• [Objective]:
Write out each line from the data below that includes the word "LPIPS".

• [Source records]:
begin

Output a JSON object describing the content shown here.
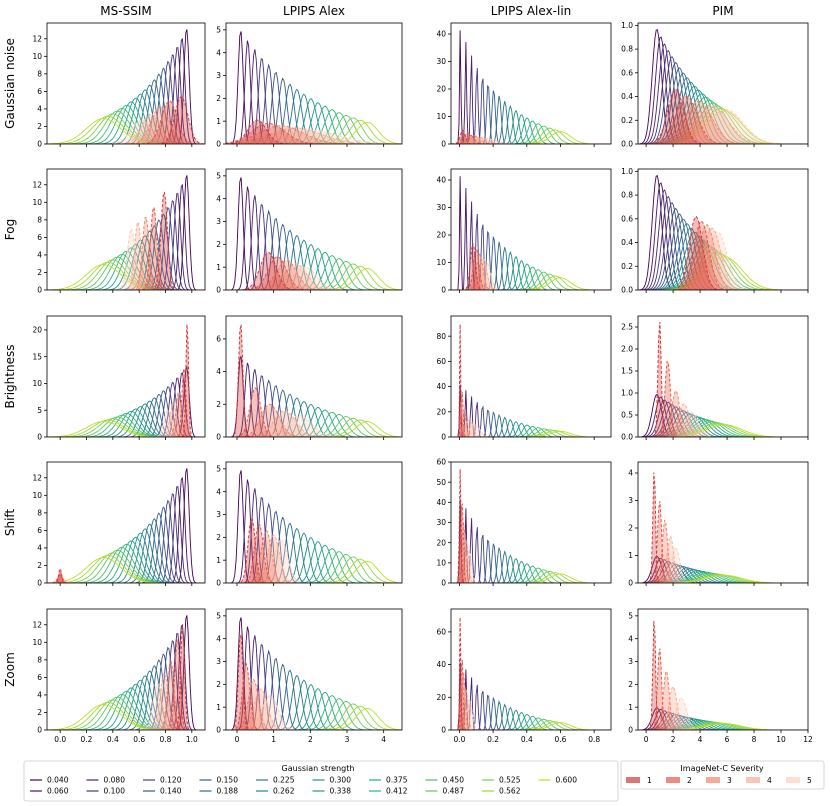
{
  "chart_data": {
    "type": "density-grid",
    "columns": [
      "MS-SSIM",
      "LPIPS Alex",
      "LPIPS Alex-lin",
      "PIM"
    ],
    "rows": [
      "Gaussian noise",
      "Fog",
      "Brightness",
      "Shift",
      "Zoom"
    ],
    "x_ticks": {
      "MS-SSIM": [
        "0.0",
        "0.2",
        "0.4",
        "0.6",
        "0.8",
        "1.0"
      ],
      "LPIPS Alex": [
        "0",
        "1",
        "2",
        "3",
        "4"
      ],
      "LPIPS Alex-lin": [
        "0.0",
        "0.2",
        "0.4",
        "0.6",
        "0.8"
      ],
      "PIM": [
        "0",
        "2",
        "4",
        "6",
        "8",
        "10",
        "12"
      ]
    },
    "x_ranges": {
      "MS-SSIM": [
        -0.1,
        1.1
      ],
      "LPIPS Alex": [
        -0.3,
        4.5
      ],
      "LPIPS Alex-lin": [
        -0.05,
        0.9
      ],
      "PIM": [
        -0.6,
        12
      ]
    },
    "y_ticks": [
      [
        [
          "0",
          "2",
          "4",
          "6",
          "8",
          "10",
          "12"
        ],
        [
          "0",
          "1",
          "2",
          "3",
          "4",
          "5"
        ],
        [
          "0",
          "10",
          "20",
          "30",
          "40"
        ],
        [
          "0.0",
          "0.2",
          "0.4",
          "0.6",
          "0.8",
          "1.0"
        ]
      ],
      [
        [
          "0",
          "2",
          "4",
          "6",
          "8",
          "10",
          "12"
        ],
        [
          "0",
          "1",
          "2",
          "3",
          "4",
          "5"
        ],
        [
          "0",
          "10",
          "20",
          "30",
          "40"
        ],
        [
          "0.0",
          "0.2",
          "0.4",
          "0.6",
          "0.8",
          "1.0"
        ]
      ],
      [
        [
          "0",
          "5",
          "10",
          "15",
          "20"
        ],
        [
          "0",
          "2",
          "4",
          "6"
        ],
        [
          "0",
          "20",
          "40",
          "60",
          "80"
        ],
        [
          "0.0",
          "0.5",
          "1.0",
          "1.5",
          "2.0",
          "2.5"
        ]
      ],
      [
        [
          "0",
          "2",
          "4",
          "6",
          "8",
          "10",
          "12"
        ],
        [
          "0",
          "1",
          "2",
          "3",
          "4",
          "5"
        ],
        [
          "0",
          "10",
          "20",
          "30",
          "40",
          "50",
          "60"
        ],
        [
          "0",
          "1",
          "2",
          "3",
          "4"
        ]
      ],
      [
        [
          "0",
          "2",
          "4",
          "6",
          "8",
          "10",
          "12"
        ],
        [
          "0",
          "1",
          "2",
          "3",
          "4",
          "5"
        ],
        [
          "0",
          "20",
          "40",
          "60"
        ],
        [
          "0",
          "1",
          "2",
          "3",
          "4",
          "5"
        ]
      ]
    ],
    "y_ranges": [
      [
        [
          0,
          13.8
        ],
        [
          0,
          5.3
        ],
        [
          0,
          44
        ],
        [
          0,
          1.02
        ]
      ],
      [
        [
          0,
          13.8
        ],
        [
          0,
          5.3
        ],
        [
          0,
          44
        ],
        [
          0,
          1.02
        ]
      ],
      [
        [
          0,
          22.6
        ],
        [
          0,
          7.4
        ],
        [
          0,
          96
        ],
        [
          0,
          2.75
        ]
      ],
      [
        [
          0,
          13.8
        ],
        [
          0,
          5.3
        ],
        [
          0,
          60
        ],
        [
          0,
          4.4
        ]
      ],
      [
        [
          0,
          13.8
        ],
        [
          0,
          5.3
        ],
        [
          0,
          74
        ],
        [
          0,
          5.3
        ]
      ]
    ],
    "gaussian_strength": {
      "title": "Gaussian strength",
      "values": [
        "0.040",
        "0.060",
        "0.080",
        "0.100",
        "0.120",
        "0.140",
        "0.150",
        "0.188",
        "0.225",
        "0.262",
        "0.300",
        "0.338",
        "0.375",
        "0.412",
        "0.450",
        "0.487",
        "0.525",
        "0.562",
        "0.600"
      ],
      "colors": [
        "#440154",
        "#471365",
        "#482475",
        "#463480",
        "#414487",
        "#3b528b",
        "#355f8d",
        "#2f6c8e",
        "#2a788e",
        "#25848e",
        "#21918c",
        "#1e9c89",
        "#22a884",
        "#2fb47c",
        "#44bf70",
        "#5ec962",
        "#7ad151",
        "#9bd93c",
        "#bddf26"
      ],
      "peaks": {
        "MS-SSIM": {
          "x": [
            0.96,
            0.33
          ],
          "y": [
            13.2,
            2.9
          ],
          "w": [
            0.02,
            0.13
          ]
        },
        "LPIPS Alex": {
          "x": [
            0.1,
            3.55
          ],
          "y": [
            5.0,
            0.95
          ],
          "w": [
            0.07,
            0.3
          ]
        },
        "LPIPS Alex-lin": {
          "x": [
            0.005,
            0.6
          ],
          "y": [
            42,
            4.5
          ],
          "w": [
            0.004,
            0.06
          ]
        },
        "PIM": {
          "x": [
            0.8,
            5.8
          ],
          "y": [
            0.97,
            0.28
          ],
          "w": [
            0.35,
            1.3
          ]
        }
      }
    },
    "severity": {
      "title": "ImageNet-C Severity",
      "labels": [
        "1",
        "2",
        "3",
        "4",
        "5"
      ],
      "colors": [
        "#d13c3c",
        "#e55a4a",
        "#f4846c",
        "#fbab92",
        "#fdd0bd"
      ],
      "peaks": [
        [
          {
            "x": [
              0.92,
              0.83,
              0.76,
              0.69,
              0.62
            ],
            "y": [
              5.4,
              4.9,
              4.2,
              3.4,
              2.7
            ],
            "w": [
              0.05,
              0.06,
              0.07,
              0.07,
              0.08
            ]
          },
          {
            "x": [
              0.55,
              0.85,
              1.2,
              1.6,
              2.0
            ],
            "y": [
              1.05,
              0.9,
              0.8,
              0.7,
              0.6
            ],
            "w": [
              0.25,
              0.45,
              0.6,
              0.7,
              0.8
            ]
          },
          {
            "x": [
              0.02,
              0.05,
              0.08,
              0.11,
              0.15
            ],
            "y": [
              5,
              4,
              3.2,
              2.6,
              2.1
            ],
            "w": [
              0.015,
              0.03,
              0.04,
              0.05,
              0.06
            ]
          },
          {
            "x": [
              2.2,
              3.0,
              3.9,
              4.9,
              5.9
            ],
            "y": [
              0.46,
              0.4,
              0.36,
              0.32,
              0.29
            ],
            "w": [
              0.6,
              0.8,
              1.0,
              1.2,
              1.3
            ]
          }
        ],
        [
          {
            "x": [
              0.79,
              0.71,
              0.65,
              0.59,
              0.54
            ],
            "y": [
              11.2,
              9.5,
              8.4,
              7.8,
              7.0
            ],
            "w": [
              0.025,
              0.025,
              0.025,
              0.025,
              0.03
            ]
          },
          {
            "x": [
              0.85,
              1.1,
              1.35,
              1.6,
              1.85
            ],
            "y": [
              1.65,
              1.45,
              1.3,
              1.15,
              1.0
            ],
            "w": [
              0.22,
              0.25,
              0.28,
              0.3,
              0.32
            ]
          },
          {
            "x": [
              0.08,
              0.1,
              0.12,
              0.14,
              0.16
            ],
            "y": [
              17,
              15,
              13,
              11.5,
              10
            ],
            "w": [
              0.015,
              0.017,
              0.02,
              0.022,
              0.025
            ]
          },
          {
            "x": [
              3.7,
              4.1,
              4.5,
              4.9,
              5.3
            ],
            "y": [
              0.62,
              0.58,
              0.55,
              0.52,
              0.49
            ],
            "w": [
              0.5,
              0.55,
              0.6,
              0.65,
              0.7
            ]
          }
        ],
        [
          {
            "x": [
              0.965,
              0.94,
              0.9,
              0.86,
              0.82
            ],
            "y": [
              21.5,
              13.0,
              8.5,
              6.5,
              5.0
            ],
            "w": [
              0.01,
              0.015,
              0.02,
              0.025,
              0.03
            ]
          },
          {
            "x": [
              0.1,
              0.5,
              0.9,
              1.3,
              1.7
            ],
            "y": [
              7.0,
              3.0,
              2.0,
              1.6,
              1.3
            ],
            "w": [
              0.06,
              0.15,
              0.25,
              0.3,
              0.35
            ]
          },
          {
            "x": [
              0.005,
              0.015,
              0.03,
              0.06,
              0.09
            ],
            "y": [
              92,
              40,
              22,
              15,
              10
            ],
            "w": [
              0.003,
              0.006,
              0.01,
              0.02,
              0.03
            ]
          },
          {
            "x": [
              1.0,
              1.6,
              2.2,
              2.8,
              3.4
            ],
            "y": [
              2.65,
              1.75,
              1.05,
              0.75,
              0.55
            ],
            "w": [
              0.12,
              0.2,
              0.3,
              0.4,
              0.5
            ]
          }
        ],
        [
          {
            "x": [
              0.0,
              0.0,
              0.0,
              0.0,
              0.0
            ],
            "y": [
              1.7,
              1.2,
              0.9,
              0.7,
              0.5
            ],
            "w": [
              0.01,
              0.015,
              0.02,
              0.025,
              0.03
            ]
          },
          {
            "x": [
              0.4,
              0.6,
              0.8,
              1.0,
              1.2
            ],
            "y": [
              2.85,
              2.6,
              2.3,
              2.1,
              1.9
            ],
            "w": [
              0.1,
              0.12,
              0.14,
              0.16,
              0.18
            ]
          },
          {
            "x": [
              0.005,
              0.015,
              0.025,
              0.04,
              0.055
            ],
            "y": [
              57,
              42,
              30,
              22,
              16
            ],
            "w": [
              0.005,
              0.008,
              0.01,
              0.013,
              0.016
            ]
          },
          {
            "x": [
              0.6,
              1.0,
              1.4,
              1.8,
              2.2
            ],
            "y": [
              4.2,
              3.0,
              2.3,
              1.7,
              1.3
            ],
            "w": [
              0.1,
              0.15,
              0.2,
              0.25,
              0.3
            ]
          }
        ],
        [
          {
            "x": [
              0.93,
              0.89,
              0.84,
              0.79,
              0.74
            ],
            "y": [
              12.0,
              10.5,
              8.0,
              6.5,
              5.3
            ],
            "w": [
              0.015,
              0.02,
              0.025,
              0.03,
              0.035
            ]
          },
          {
            "x": [
              0.1,
              0.25,
              0.45,
              0.65,
              0.9
            ],
            "y": [
              4.25,
              2.9,
              2.2,
              1.8,
              1.5
            ],
            "w": [
              0.06,
              0.1,
              0.14,
              0.18,
              0.22
            ]
          },
          {
            "x": [
              0.005,
              0.015,
              0.025,
              0.04,
              0.06
            ],
            "y": [
              70,
              48,
              35,
              25,
              18
            ],
            "w": [
              0.004,
              0.006,
              0.009,
              0.012,
              0.016
            ]
          },
          {
            "x": [
              0.6,
              1.0,
              1.5,
              2.0,
              2.6
            ],
            "y": [
              5.0,
              3.6,
              2.6,
              1.9,
              1.4
            ],
            "w": [
              0.1,
              0.15,
              0.22,
              0.3,
              0.4
            ]
          }
        ]
      ]
    }
  }
}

end

• [Written solution]:
      "LPIPS Alex",
      "LPIPS Alex-lin",
      "LPIPS Alex": [
      "LPIPS Alex-lin": [
      "LPIPS Alex": [
      "LPIPS Alex-lin": [
        "LPIPS Alex": {
        "LPIPS Alex-lin": {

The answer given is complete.